[What to produce] Keep only the lines of the data below that contain "record", and copy them.

[Supplied entries]
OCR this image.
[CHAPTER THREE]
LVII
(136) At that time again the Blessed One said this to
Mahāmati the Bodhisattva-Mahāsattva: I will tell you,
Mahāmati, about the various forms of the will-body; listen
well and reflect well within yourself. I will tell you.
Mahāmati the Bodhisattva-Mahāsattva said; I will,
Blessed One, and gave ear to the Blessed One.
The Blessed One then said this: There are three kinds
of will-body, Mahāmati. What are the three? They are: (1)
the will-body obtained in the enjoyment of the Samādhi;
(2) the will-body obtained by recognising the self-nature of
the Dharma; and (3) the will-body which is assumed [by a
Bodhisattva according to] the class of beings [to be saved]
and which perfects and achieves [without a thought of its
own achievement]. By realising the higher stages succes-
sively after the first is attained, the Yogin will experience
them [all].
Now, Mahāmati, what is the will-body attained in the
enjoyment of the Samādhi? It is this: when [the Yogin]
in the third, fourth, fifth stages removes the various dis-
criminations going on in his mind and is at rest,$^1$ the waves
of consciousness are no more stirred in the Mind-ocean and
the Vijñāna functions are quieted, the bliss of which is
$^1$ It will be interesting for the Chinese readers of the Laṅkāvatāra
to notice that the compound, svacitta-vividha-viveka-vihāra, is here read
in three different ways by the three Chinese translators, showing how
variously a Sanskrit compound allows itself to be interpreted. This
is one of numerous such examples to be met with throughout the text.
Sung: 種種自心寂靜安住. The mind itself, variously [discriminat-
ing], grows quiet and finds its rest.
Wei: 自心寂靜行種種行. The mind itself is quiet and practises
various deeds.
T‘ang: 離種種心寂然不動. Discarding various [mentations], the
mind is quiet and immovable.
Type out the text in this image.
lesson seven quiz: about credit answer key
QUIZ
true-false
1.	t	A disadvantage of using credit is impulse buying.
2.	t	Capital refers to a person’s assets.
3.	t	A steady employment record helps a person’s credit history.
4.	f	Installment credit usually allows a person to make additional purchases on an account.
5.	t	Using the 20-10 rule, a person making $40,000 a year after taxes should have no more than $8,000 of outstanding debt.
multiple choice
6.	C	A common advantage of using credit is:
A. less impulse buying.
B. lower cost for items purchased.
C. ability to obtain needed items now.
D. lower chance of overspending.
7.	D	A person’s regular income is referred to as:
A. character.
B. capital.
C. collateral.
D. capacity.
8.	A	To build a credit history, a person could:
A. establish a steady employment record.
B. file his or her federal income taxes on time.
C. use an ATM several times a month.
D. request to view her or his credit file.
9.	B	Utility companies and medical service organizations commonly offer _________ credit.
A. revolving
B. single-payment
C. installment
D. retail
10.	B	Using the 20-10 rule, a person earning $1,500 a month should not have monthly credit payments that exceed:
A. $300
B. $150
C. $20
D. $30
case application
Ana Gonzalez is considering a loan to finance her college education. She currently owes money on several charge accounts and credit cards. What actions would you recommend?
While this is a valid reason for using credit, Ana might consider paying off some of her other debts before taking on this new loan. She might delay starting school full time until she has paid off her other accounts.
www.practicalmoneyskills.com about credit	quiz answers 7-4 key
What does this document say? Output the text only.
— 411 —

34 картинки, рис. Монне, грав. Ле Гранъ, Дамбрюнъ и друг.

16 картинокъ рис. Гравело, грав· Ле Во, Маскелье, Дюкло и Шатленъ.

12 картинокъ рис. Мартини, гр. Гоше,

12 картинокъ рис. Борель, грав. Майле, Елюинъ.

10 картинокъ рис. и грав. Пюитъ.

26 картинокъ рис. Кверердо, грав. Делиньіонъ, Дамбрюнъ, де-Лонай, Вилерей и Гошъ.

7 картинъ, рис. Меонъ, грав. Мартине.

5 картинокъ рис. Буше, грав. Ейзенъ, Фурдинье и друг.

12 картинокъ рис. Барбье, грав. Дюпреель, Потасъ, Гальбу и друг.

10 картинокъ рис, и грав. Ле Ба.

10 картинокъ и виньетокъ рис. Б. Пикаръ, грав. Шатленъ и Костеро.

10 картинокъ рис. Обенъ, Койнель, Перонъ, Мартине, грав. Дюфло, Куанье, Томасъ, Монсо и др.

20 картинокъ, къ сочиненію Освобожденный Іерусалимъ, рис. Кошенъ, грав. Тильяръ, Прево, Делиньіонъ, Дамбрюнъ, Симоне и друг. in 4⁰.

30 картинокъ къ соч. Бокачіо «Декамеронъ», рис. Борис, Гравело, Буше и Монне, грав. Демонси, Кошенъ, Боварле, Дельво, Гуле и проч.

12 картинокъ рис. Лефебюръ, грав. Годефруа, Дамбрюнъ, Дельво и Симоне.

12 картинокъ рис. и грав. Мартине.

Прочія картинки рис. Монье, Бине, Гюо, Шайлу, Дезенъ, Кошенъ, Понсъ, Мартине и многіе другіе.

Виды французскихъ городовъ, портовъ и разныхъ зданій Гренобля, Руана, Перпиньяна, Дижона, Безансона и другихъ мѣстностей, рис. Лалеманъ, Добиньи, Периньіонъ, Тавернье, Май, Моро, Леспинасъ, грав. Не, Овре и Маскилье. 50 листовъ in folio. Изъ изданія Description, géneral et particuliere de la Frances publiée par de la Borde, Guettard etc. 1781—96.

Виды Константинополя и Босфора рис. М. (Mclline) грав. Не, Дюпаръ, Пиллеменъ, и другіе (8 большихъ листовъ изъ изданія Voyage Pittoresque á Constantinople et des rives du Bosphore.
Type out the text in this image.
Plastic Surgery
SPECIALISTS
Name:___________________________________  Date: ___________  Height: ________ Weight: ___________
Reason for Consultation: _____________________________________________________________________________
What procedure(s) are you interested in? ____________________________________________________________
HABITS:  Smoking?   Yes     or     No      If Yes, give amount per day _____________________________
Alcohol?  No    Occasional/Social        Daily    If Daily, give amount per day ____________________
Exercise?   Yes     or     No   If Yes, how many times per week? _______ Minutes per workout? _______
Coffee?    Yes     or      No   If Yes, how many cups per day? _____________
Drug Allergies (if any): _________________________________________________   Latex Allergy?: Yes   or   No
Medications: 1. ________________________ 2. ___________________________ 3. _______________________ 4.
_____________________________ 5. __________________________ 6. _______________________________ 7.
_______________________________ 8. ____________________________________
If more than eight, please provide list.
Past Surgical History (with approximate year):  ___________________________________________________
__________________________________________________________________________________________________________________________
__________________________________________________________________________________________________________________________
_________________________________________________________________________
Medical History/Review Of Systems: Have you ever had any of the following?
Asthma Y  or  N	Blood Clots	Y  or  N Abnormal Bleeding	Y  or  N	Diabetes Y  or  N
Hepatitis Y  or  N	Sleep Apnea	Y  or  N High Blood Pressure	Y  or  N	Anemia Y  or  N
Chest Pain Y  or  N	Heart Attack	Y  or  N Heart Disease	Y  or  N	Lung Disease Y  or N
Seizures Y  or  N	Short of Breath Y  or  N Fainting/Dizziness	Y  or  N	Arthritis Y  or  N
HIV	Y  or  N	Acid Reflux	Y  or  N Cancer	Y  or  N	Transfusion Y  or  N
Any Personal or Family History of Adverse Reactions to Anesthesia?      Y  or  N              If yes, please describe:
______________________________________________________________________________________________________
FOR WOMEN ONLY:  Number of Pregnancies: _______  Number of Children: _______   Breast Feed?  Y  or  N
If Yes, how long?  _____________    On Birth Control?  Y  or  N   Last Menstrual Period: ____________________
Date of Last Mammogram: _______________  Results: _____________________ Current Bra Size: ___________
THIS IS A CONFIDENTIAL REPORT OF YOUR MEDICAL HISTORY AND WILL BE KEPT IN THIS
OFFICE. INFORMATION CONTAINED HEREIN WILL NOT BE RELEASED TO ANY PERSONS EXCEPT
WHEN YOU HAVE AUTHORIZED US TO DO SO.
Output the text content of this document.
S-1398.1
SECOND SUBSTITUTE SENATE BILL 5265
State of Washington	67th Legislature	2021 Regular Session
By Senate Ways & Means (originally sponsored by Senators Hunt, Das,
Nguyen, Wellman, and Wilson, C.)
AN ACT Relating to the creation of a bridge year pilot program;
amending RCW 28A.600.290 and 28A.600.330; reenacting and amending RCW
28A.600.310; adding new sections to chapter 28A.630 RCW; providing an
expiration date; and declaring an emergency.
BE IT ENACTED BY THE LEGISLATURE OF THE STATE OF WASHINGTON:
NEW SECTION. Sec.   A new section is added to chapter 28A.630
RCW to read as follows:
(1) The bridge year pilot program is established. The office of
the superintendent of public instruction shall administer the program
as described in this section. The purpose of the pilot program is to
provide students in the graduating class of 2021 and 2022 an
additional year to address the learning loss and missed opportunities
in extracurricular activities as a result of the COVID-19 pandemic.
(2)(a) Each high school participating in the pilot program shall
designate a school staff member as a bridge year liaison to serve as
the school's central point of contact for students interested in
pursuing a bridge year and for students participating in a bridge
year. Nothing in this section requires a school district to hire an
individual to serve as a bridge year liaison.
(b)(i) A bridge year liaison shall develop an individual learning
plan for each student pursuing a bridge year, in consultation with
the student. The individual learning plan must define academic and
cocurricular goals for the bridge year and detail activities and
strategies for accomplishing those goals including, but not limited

[Correct answer]
3.	t	A steady employment record helps a person’s credit history.
A. establish a steady employment record.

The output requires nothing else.